- **Input for this task**:
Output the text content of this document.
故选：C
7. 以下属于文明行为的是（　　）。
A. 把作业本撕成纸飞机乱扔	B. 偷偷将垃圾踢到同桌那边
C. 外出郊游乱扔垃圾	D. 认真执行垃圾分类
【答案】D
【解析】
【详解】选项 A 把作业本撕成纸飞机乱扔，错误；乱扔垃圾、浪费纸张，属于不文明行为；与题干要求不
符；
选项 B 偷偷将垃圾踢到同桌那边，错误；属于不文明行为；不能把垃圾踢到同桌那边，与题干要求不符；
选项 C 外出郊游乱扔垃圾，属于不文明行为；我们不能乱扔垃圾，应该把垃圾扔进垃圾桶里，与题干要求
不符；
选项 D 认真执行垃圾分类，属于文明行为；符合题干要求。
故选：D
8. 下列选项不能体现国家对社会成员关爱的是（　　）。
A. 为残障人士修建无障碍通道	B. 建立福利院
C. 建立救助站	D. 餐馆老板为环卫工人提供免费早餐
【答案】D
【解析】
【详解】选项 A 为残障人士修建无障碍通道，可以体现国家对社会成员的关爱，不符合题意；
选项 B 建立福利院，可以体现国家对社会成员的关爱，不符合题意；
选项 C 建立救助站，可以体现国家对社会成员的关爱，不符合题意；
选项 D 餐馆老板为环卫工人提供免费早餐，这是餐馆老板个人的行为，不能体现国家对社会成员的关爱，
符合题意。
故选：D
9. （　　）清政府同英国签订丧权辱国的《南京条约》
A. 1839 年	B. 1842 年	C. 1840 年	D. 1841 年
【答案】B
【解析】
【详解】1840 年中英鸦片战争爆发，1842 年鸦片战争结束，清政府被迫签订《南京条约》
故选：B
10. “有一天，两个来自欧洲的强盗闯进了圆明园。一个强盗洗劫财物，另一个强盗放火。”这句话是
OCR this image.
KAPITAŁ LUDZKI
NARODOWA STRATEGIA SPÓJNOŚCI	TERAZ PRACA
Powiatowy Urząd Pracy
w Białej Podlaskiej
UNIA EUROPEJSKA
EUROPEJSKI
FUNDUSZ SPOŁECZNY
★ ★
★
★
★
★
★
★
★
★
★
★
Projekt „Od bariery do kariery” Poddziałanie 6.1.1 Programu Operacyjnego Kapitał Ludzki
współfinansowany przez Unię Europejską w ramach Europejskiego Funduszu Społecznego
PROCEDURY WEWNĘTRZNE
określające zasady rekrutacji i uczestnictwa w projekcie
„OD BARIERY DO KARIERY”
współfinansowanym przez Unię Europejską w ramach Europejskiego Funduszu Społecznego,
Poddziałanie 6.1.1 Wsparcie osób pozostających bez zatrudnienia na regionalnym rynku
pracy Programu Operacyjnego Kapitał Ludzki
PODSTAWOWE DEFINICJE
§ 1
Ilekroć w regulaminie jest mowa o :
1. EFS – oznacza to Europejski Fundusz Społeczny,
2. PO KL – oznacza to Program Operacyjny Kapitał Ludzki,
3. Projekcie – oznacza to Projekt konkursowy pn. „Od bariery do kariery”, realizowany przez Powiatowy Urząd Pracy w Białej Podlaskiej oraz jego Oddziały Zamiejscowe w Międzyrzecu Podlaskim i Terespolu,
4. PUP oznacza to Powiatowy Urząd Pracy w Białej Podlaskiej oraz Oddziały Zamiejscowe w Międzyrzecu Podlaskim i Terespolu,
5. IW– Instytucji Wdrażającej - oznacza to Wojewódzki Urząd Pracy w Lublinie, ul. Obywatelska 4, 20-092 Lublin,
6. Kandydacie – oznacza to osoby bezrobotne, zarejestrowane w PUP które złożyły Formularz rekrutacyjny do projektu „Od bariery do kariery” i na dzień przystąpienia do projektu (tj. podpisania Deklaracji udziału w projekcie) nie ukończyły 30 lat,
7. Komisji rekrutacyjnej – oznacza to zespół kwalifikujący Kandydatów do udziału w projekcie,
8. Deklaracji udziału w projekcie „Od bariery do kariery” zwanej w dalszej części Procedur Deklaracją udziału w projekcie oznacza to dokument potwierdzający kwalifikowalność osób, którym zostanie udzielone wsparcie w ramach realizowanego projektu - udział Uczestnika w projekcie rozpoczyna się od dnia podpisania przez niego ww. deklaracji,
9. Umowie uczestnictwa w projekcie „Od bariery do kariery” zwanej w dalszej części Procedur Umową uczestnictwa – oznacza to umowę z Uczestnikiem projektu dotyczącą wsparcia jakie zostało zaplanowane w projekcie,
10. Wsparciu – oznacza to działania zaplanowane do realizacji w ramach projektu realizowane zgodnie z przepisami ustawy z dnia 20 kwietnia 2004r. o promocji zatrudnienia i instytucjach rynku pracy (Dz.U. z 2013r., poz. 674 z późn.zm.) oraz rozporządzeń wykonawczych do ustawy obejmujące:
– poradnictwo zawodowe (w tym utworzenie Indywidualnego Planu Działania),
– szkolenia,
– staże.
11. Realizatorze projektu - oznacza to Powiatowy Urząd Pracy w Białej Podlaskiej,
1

- **Given exercise**: Count the lines in the material above where the string "Unię" appears, then state only that count.

- **Output for this task**: 2